** BEGIN Records for the exercise **

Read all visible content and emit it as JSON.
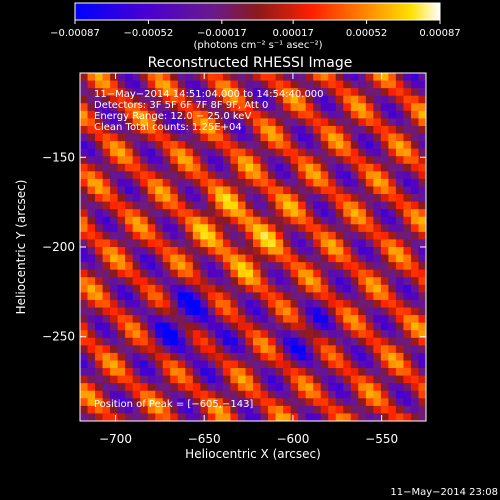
{
  "chart_data": {
    "type": "heatmap",
    "title": "Reconstructed RHESSI Image",
    "xlabel": "Heliocentric X (arcsec)",
    "ylabel": "Heliocentric Y (arcsec)",
    "xlim": [
      -720,
      -525
    ],
    "ylim": [
      -297,
      -103
    ],
    "x_ticks": [
      -700,
      -650,
      -600,
      -550
    ],
    "x_tick_labels": [
      "−700",
      "−650",
      "−600",
      "−550"
    ],
    "y_ticks": [
      -150,
      -200,
      -250
    ],
    "y_tick_labels": [
      "−150",
      "−200",
      "−250"
    ],
    "info_lines": [
      "11−May−2014 14:51:04.000 to 14:54:40.000",
      "Detectors: 3F 5F 6F 7F 8F 9F, Att 0",
      "Energy Range: 12.0 − 25.0 keV",
      "Clean     Total counts: 1.25E+04"
    ],
    "peak_text": "Position of Peak = [−605,−143]",
    "peak_position": [
      -605,
      -143
    ],
    "colorbar": {
      "min": -0.00087,
      "max": 0.00087,
      "tick_values": [
        -0.00087,
        -0.00052,
        -0.00017,
        0.00017,
        0.00052,
        0.00087
      ],
      "tick_labels": [
        "−0.00087",
        "−0.00052",
        "−0.00017",
        "0.00017",
        "0.00052",
        "0.00087"
      ],
      "units": "(photons cm⁻² s⁻¹ asec⁻²)",
      "colors": [
        "#0000ff",
        "#5000c8",
        "#6a1a8a",
        "#8a1a1a",
        "#ff2000",
        "#ff8000",
        "#ffe000",
        "#ffffff"
      ]
    },
    "grid": false,
    "legend": "none"
  },
  "timestamp": "11−May−2014 23:08"
}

** END Records for the exercise **

:: Exercise ::
Leave the images out, please, and restate each line word for word.

:: Exercise solution ::
Read all visible content and emit it as JSON.
{
  "chart_data": {
    "type": "heatmap",
    "title": "Reconstructed RHESSI Image",
    "xlabel": "Heliocentric X (arcsec)",
    "ylabel": "Heliocentric Y (arcsec)",
    "xlim": [
      -720,
      -525
    ],
    "ylim": [
      -297,
      -103
    ],
    "x_ticks": [
      -700,
      -650,
      -600,
      -550
    ],
    "x_tick_labels": [
      "−700",
      "−650",
      "−600",
      "−550"
    ],
    "y_ticks": [
      -150,
      -200,
      -250
    ],
    "y_tick_labels": [
      "−150",
      "−200",
      "−250"
    ],
    "info_lines": [
      "11−May−2014 14:51:04.000 to 14:54:40.000",
      "Detectors: 3F 5F 6F 7F 8F 9F, Att 0",
      "Energy Range: 12.0 − 25.0 keV",
      "Clean     Total counts: 1.25E+04"
    ],
    "peak_text": "Position of Peak = [−605,−143]",
    "peak_position": [
      -605,
      -143
    ],
    "colorbar": {
      "min": -0.00087,
      "max": 0.00087,
      "tick_values": [
        -0.00087,
        -0.00052,
        -0.00017,
        0.00017,
        0.00052,
        0.00087
      ],
      "tick_labels": [
        "−0.00087",
        "−0.00052",
        "−0.00017",
        "0.00017",
        "0.00052",
        "0.00087"
      ],
      "units": "(photons cm⁻² s⁻¹ asec⁻²)",
      "colors": [
        "#0000ff",
        "#5000c8",
        "#6a1a8a",
        "#8a1a1a",
        "#ff2000",
        "#ff8000",
        "#ffe000",
        "#ffffff"
      ]
    },
    "grid": false,
    "legend": "none"
  },
  "timestamp": "11−May−2014 23:08"
}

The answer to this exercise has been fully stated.